Short exercise: Locate the string "ffffff" in the records below. Copy every line where it occurs.

++++ Records for processing

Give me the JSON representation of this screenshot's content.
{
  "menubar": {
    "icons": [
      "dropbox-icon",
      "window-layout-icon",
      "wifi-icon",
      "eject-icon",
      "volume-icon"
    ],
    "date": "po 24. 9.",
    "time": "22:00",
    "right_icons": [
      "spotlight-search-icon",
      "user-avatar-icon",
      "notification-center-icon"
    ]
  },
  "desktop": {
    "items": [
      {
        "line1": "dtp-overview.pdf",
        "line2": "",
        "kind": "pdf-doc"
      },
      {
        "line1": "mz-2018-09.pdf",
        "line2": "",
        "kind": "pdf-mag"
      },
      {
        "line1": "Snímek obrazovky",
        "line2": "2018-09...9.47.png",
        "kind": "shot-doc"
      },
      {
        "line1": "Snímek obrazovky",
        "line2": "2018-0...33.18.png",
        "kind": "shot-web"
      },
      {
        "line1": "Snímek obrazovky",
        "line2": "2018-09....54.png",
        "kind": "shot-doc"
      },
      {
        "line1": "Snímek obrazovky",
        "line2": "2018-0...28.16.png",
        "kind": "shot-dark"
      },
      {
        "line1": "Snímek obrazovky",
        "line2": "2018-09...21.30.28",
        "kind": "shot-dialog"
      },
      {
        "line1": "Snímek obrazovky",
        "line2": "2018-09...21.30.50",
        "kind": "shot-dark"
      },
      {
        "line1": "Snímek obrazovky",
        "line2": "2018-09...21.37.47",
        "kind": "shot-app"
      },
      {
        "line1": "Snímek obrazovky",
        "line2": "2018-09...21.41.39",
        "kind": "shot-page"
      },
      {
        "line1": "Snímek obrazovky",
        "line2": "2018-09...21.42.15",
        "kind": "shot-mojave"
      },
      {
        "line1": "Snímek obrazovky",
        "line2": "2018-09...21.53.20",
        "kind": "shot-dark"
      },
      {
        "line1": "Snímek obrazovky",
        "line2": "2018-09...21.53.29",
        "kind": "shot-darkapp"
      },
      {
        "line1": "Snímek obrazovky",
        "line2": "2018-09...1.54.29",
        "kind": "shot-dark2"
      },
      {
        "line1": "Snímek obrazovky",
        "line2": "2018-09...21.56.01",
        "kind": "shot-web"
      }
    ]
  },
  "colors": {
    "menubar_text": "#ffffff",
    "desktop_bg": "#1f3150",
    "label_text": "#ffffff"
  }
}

++++++++

Result of this exercise:
    "menubar_text": "#ffffff",
    "label_text": "#ffffff"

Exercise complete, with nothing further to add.